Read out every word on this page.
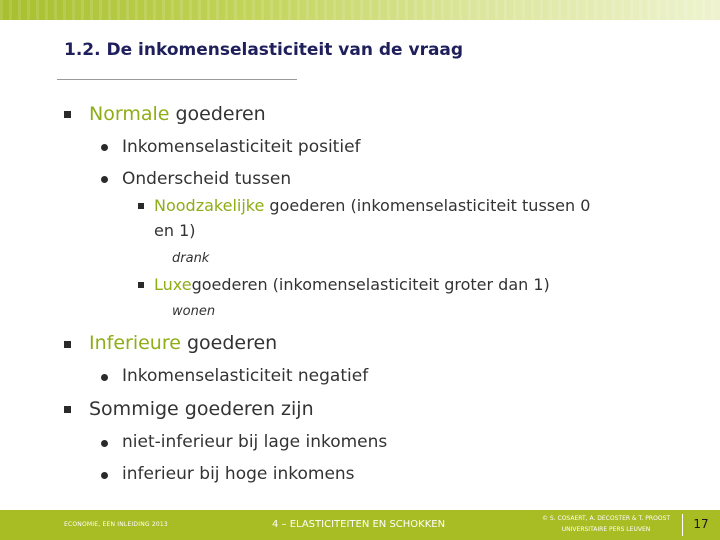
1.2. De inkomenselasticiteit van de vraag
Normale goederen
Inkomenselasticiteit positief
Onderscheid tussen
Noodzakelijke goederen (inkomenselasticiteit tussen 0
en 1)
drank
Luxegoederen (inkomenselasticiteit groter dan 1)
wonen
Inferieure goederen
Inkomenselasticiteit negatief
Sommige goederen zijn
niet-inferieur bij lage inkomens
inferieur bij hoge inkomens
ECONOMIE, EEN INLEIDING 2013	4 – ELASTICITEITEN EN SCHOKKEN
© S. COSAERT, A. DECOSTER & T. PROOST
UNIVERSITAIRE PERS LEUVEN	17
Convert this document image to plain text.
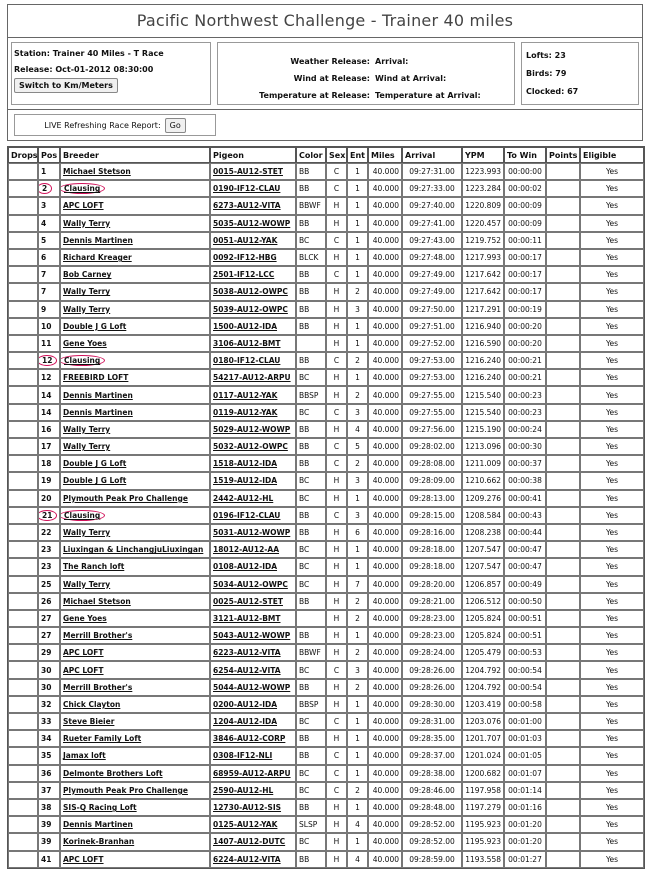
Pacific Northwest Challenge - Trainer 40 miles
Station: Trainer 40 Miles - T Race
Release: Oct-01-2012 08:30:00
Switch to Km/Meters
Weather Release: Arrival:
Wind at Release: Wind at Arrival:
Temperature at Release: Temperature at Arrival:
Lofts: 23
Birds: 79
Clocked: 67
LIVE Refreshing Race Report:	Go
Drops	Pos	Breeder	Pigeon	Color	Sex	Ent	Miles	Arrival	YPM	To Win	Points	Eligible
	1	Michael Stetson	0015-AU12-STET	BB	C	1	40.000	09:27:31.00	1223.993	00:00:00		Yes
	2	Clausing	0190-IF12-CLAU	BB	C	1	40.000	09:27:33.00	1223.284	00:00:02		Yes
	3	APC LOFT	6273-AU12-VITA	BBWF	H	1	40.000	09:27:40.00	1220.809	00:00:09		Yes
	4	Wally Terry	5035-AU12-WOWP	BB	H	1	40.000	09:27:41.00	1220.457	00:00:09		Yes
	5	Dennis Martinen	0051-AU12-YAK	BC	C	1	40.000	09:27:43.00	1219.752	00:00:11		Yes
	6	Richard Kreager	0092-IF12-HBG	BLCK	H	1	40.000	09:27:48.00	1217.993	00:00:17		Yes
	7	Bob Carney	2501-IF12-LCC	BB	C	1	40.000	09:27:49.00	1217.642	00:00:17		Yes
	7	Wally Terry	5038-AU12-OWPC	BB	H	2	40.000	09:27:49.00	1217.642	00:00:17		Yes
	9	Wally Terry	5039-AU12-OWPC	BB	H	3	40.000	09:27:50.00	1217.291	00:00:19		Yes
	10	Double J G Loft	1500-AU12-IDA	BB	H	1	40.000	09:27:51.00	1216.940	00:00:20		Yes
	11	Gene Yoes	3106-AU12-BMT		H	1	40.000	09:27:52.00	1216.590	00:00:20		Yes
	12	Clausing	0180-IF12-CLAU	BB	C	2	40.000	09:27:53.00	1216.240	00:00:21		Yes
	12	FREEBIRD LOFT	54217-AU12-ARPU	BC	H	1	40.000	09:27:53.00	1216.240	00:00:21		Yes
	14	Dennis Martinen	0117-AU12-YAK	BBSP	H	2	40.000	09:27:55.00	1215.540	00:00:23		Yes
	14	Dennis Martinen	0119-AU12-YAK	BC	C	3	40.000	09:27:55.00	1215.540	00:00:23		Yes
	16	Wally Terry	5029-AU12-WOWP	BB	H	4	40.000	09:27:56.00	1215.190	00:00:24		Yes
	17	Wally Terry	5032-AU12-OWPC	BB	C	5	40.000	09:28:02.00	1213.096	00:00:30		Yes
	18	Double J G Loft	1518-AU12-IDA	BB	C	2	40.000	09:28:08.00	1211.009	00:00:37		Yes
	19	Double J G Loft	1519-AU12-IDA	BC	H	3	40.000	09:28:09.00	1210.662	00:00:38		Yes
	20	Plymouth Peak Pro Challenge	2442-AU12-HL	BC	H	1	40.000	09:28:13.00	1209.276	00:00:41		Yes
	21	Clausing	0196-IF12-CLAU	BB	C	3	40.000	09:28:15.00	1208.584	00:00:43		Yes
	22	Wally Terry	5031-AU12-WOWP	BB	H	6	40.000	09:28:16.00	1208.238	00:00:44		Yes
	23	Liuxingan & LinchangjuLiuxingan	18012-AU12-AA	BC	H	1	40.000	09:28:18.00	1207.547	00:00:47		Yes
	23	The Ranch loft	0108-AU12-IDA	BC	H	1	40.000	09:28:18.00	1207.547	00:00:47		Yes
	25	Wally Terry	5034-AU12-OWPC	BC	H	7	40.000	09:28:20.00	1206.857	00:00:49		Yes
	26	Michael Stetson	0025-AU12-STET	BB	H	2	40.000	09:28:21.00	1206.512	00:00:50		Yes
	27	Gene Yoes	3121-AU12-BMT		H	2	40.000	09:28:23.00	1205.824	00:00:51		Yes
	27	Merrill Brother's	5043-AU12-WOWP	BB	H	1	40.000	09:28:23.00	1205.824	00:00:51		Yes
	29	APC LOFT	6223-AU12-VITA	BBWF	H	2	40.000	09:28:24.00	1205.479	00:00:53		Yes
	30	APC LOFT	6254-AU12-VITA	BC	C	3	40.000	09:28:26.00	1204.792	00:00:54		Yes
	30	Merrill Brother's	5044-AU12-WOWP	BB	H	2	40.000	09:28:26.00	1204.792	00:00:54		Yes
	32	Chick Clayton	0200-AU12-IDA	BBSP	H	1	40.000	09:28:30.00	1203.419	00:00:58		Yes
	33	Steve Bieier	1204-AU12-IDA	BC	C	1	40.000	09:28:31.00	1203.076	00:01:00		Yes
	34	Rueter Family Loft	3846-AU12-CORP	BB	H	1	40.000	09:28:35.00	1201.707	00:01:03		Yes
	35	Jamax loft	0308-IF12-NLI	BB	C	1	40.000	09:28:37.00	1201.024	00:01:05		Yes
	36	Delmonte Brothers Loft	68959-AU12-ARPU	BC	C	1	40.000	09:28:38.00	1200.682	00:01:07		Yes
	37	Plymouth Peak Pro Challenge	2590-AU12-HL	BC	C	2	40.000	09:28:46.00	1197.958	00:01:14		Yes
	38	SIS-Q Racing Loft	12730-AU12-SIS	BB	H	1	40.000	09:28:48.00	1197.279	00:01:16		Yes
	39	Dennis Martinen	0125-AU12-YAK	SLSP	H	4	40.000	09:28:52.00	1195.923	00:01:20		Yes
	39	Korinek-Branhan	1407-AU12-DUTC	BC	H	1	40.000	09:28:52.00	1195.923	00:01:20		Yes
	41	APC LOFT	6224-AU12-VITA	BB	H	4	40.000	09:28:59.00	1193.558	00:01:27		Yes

──────────────────────────────

-- WHAT IS ASKED --
Every line of text is to be repeated exactly; pictures are left out.

-- EXERCISE OUTPUT --
Read out every word on this page.
1.2. De inkomenselasticiteit van de vraag
Normale goederen
Inkomenselasticiteit positief
Onderscheid tussen
Noodzakelijke goederen (inkomenselasticiteit tussen 0
en 1)
drank
Luxegoederen (inkomenselasticiteit groter dan 1)
wonen
Inferieure goederen
Inkomenselasticiteit negatief
Sommige goederen zijn
niet-inferieur bij lage inkomens
inferieur bij hoge inkomens
ECONOMIE, EEN INLEIDING 2013	4 – ELASTICITEITEN EN SCHOKKEN
© S. COSAERT, A. DECOSTER & T. PROOST
UNIVERSITAIRE PERS LEUVEN	17
Convert this document image to plain text.
Pacific Northwest Challenge - Trainer 40 miles
Station: Trainer 40 Miles - T Race
Release: Oct-01-2012 08:30:00
Switch to Km/Meters
Weather Release: Arrival:
Wind at Release: Wind at Arrival:
Temperature at Release: Temperature at Arrival:
Lofts: 23
Birds: 79
Clocked: 67
LIVE Refreshing Race Report:	Go
Drops	Pos	Breeder	Pigeon	Color	Sex	Ent	Miles	Arrival	YPM	To Win	Points	Eligible
	1	Michael Stetson	0015-AU12-STET	BB	C	1	40.000	09:27:31.00	1223.993	00:00:00		Yes
	2	Clausing	0190-IF12-CLAU	BB	C	1	40.000	09:27:33.00	1223.284	00:00:02		Yes
	3	APC LOFT	6273-AU12-VITA	BBWF	H	1	40.000	09:27:40.00	1220.809	00:00:09		Yes
	4	Wally Terry	5035-AU12-WOWP	BB	H	1	40.000	09:27:41.00	1220.457	00:00:09		Yes
	5	Dennis Martinen	0051-AU12-YAK	BC	C	1	40.000	09:27:43.00	1219.752	00:00:11		Yes
	6	Richard Kreager	0092-IF12-HBG	BLCK	H	1	40.000	09:27:48.00	1217.993	00:00:17		Yes
	7	Bob Carney	2501-IF12-LCC	BB	C	1	40.000	09:27:49.00	1217.642	00:00:17		Yes
	7	Wally Terry	5038-AU12-OWPC	BB	H	2	40.000	09:27:49.00	1217.642	00:00:17		Yes
	9	Wally Terry	5039-AU12-OWPC	BB	H	3	40.000	09:27:50.00	1217.291	00:00:19		Yes
	10	Double J G Loft	1500-AU12-IDA	BB	H	1	40.000	09:27:51.00	1216.940	00:00:20		Yes
	11	Gene Yoes	3106-AU12-BMT		H	1	40.000	09:27:52.00	1216.590	00:00:20		Yes
	12	Clausing	0180-IF12-CLAU	BB	C	2	40.000	09:27:53.00	1216.240	00:00:21		Yes
	12	FREEBIRD LOFT	54217-AU12-ARPU	BC	H	1	40.000	09:27:53.00	1216.240	00:00:21		Yes
	14	Dennis Martinen	0117-AU12-YAK	BBSP	H	2	40.000	09:27:55.00	1215.540	00:00:23		Yes
	14	Dennis Martinen	0119-AU12-YAK	BC	C	3	40.000	09:27:55.00	1215.540	00:00:23		Yes
	16	Wally Terry	5029-AU12-WOWP	BB	H	4	40.000	09:27:56.00	1215.190	00:00:24		Yes
	17	Wally Terry	5032-AU12-OWPC	BB	C	5	40.000	09:28:02.00	1213.096	00:00:30		Yes
	18	Double J G Loft	1518-AU12-IDA	BB	C	2	40.000	09:28:08.00	1211.009	00:00:37		Yes
	19	Double J G Loft	1519-AU12-IDA	BC	H	3	40.000	09:28:09.00	1210.662	00:00:38		Yes
	20	Plymouth Peak Pro Challenge	2442-AU12-HL	BC	H	1	40.000	09:28:13.00	1209.276	00:00:41		Yes
	21	Clausing	0196-IF12-CLAU	BB	C	3	40.000	09:28:15.00	1208.584	00:00:43		Yes
	22	Wally Terry	5031-AU12-WOWP	BB	H	6	40.000	09:28:16.00	1208.238	00:00:44		Yes
	23	Liuxingan & LinchangjuLiuxingan	18012-AU12-AA	BC	H	1	40.000	09:28:18.00	1207.547	00:00:47		Yes
	23	The Ranch loft	0108-AU12-IDA	BC	H	1	40.000	09:28:18.00	1207.547	00:00:47		Yes
	25	Wally Terry	5034-AU12-OWPC	BC	H	7	40.000	09:28:20.00	1206.857	00:00:49		Yes
	26	Michael Stetson	0025-AU12-STET	BB	H	2	40.000	09:28:21.00	1206.512	00:00:50		Yes
	27	Gene Yoes	3121-AU12-BMT		H	2	40.000	09:28:23.00	1205.824	00:00:51		Yes
	27	Merrill Brother's	5043-AU12-WOWP	BB	H	1	40.000	09:28:23.00	1205.824	00:00:51		Yes
	29	APC LOFT	6223-AU12-VITA	BBWF	H	2	40.000	09:28:24.00	1205.479	00:00:53		Yes
	30	APC LOFT	6254-AU12-VITA	BC	C	3	40.000	09:28:26.00	1204.792	00:00:54		Yes
	30	Merrill Brother's	5044-AU12-WOWP	BB	H	2	40.000	09:28:26.00	1204.792	00:00:54		Yes
	32	Chick Clayton	0200-AU12-IDA	BBSP	H	1	40.000	09:28:30.00	1203.419	00:00:58		Yes
	33	Steve Bieier	1204-AU12-IDA	BC	C	1	40.000	09:28:31.00	1203.076	00:01:00		Yes
	34	Rueter Family Loft	3846-AU12-CORP	BB	H	1	40.000	09:28:35.00	1201.707	00:01:03		Yes
	35	Jamax loft	0308-IF12-NLI	BB	C	1	40.000	09:28:37.00	1201.024	00:01:05		Yes
	36	Delmonte Brothers Loft	68959-AU12-ARPU	BC	C	1	40.000	09:28:38.00	1200.682	00:01:07		Yes
	37	Plymouth Peak Pro Challenge	2590-AU12-HL	BC	C	2	40.000	09:28:46.00	1197.958	00:01:14		Yes
	38	SIS-Q Racing Loft	12730-AU12-SIS	BB	H	1	40.000	09:28:48.00	1197.279	00:01:16		Yes
	39	Dennis Martinen	0125-AU12-YAK	SLSP	H	4	40.000	09:28:52.00	1195.923	00:01:20		Yes
	39	Korinek-Branhan	1407-AU12-DUTC	BC	H	1	40.000	09:28:52.00	1195.923	00:01:20		Yes
	41	APC LOFT	6224-AU12-VITA	BB	H	4	40.000	09:28:59.00	1193.558	00:01:27		Yes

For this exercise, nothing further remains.